- Stored items from a collection -
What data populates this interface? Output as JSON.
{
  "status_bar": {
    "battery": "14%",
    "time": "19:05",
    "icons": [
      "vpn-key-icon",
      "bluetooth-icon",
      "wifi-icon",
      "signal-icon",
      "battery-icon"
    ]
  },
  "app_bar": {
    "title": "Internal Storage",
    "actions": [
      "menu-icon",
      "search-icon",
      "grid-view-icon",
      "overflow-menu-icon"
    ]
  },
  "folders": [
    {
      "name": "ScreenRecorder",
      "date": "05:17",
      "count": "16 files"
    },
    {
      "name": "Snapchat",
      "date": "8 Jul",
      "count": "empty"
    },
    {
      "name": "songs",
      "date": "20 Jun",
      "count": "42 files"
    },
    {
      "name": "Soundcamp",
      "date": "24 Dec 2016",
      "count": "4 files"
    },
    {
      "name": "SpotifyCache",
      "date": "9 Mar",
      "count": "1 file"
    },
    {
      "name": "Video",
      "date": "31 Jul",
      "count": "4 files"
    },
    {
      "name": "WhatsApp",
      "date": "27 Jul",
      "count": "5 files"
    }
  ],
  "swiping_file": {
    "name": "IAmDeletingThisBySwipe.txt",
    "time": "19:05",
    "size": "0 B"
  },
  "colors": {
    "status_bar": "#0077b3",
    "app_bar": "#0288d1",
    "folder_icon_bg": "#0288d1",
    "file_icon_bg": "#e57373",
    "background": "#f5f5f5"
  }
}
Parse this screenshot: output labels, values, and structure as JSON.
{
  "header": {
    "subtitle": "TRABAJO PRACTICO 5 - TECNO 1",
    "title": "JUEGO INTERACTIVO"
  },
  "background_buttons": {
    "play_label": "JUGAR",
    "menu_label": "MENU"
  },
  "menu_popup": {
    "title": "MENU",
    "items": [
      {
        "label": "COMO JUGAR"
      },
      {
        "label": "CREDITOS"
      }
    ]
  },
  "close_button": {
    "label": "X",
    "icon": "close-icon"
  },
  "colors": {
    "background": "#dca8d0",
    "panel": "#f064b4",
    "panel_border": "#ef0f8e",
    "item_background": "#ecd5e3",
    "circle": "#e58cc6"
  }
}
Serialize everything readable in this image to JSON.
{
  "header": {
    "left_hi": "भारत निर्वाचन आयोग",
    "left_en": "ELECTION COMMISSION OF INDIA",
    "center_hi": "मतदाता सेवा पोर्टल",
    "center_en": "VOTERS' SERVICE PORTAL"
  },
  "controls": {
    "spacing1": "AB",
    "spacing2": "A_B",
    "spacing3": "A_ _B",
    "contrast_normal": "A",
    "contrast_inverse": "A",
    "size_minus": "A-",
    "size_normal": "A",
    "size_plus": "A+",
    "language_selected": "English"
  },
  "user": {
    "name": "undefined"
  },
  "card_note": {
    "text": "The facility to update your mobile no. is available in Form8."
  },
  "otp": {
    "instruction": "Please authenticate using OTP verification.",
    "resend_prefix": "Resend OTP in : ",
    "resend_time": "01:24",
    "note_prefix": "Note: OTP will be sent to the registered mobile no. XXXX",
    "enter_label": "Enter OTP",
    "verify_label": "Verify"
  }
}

- STATED EXERCISE -
Retype every record above exactly as it appears.

- THE RESPONSE -
What data populates this interface? Output as JSON.
{
  "status_bar": {
    "battery": "14%",
    "time": "19:05",
    "icons": [
      "vpn-key-icon",
      "bluetooth-icon",
      "wifi-icon",
      "signal-icon",
      "battery-icon"
    ]
  },
  "app_bar": {
    "title": "Internal Storage",
    "actions": [
      "menu-icon",
      "search-icon",
      "grid-view-icon",
      "overflow-menu-icon"
    ]
  },
  "folders": [
    {
      "name": "ScreenRecorder",
      "date": "05:17",
      "count": "16 files"
    },
    {
      "name": "Snapchat",
      "date": "8 Jul",
      "count": "empty"
    },
    {
      "name": "songs",
      "date": "20 Jun",
      "count": "42 files"
    },
    {
      "name": "Soundcamp",
      "date": "24 Dec 2016",
      "count": "4 files"
    },
    {
      "name": "SpotifyCache",
      "date": "9 Mar",
      "count": "1 file"
    },
    {
      "name": "Video",
      "date": "31 Jul",
      "count": "4 files"
    },
    {
      "name": "WhatsApp",
      "date": "27 Jul",
      "count": "5 files"
    }
  ],
  "swiping_file": {
    "name": "IAmDeletingThisBySwipe.txt",
    "time": "19:05",
    "size": "0 B"
  },
  "colors": {
    "status_bar": "#0077b3",
    "app_bar": "#0288d1",
    "folder_icon_bg": "#0288d1",
    "file_icon_bg": "#e57373",
    "background": "#f5f5f5"
  }
}
Parse this screenshot: output labels, values, and structure as JSON.
{
  "header": {
    "subtitle": "TRABAJO PRACTICO 5 - TECNO 1",
    "title": "JUEGO INTERACTIVO"
  },
  "background_buttons": {
    "play_label": "JUGAR",
    "menu_label": "MENU"
  },
  "menu_popup": {
    "title": "MENU",
    "items": [
      {
        "label": "COMO JUGAR"
      },
      {
        "label": "CREDITOS"
      }
    ]
  },
  "close_button": {
    "label": "X",
    "icon": "close-icon"
  },
  "colors": {
    "background": "#dca8d0",
    "panel": "#f064b4",
    "panel_border": "#ef0f8e",
    "item_background": "#ecd5e3",
    "circle": "#e58cc6"
  }
}
Serialize everything readable in this image to JSON.
{
  "header": {
    "left_hi": "भारत निर्वाचन आयोग",
    "left_en": "ELECTION COMMISSION OF INDIA",
    "center_hi": "मतदाता सेवा पोर्टल",
    "center_en": "VOTERS' SERVICE PORTAL"
  },
  "controls": {
    "spacing1": "AB",
    "spacing2": "A_B",
    "spacing3": "A_ _B",
    "contrast_normal": "A",
    "contrast_inverse": "A",
    "size_minus": "A-",
    "size_normal": "A",
    "size_plus": "A+",
    "language_selected": "English"
  },
  "user": {
    "name": "undefined"
  },
  "card_note": {
    "text": "The facility to update your mobile no. is available in Form8."
  },
  "otp": {
    "instruction": "Please authenticate using OTP verification.",
    "resend_prefix": "Resend OTP in : ",
    "resend_time": "01:24",
    "note_prefix": "Note: OTP will be sent to the registered mobile no. XXXX",
    "enter_label": "Enter OTP",
    "verify_label": "Verify"
  }
}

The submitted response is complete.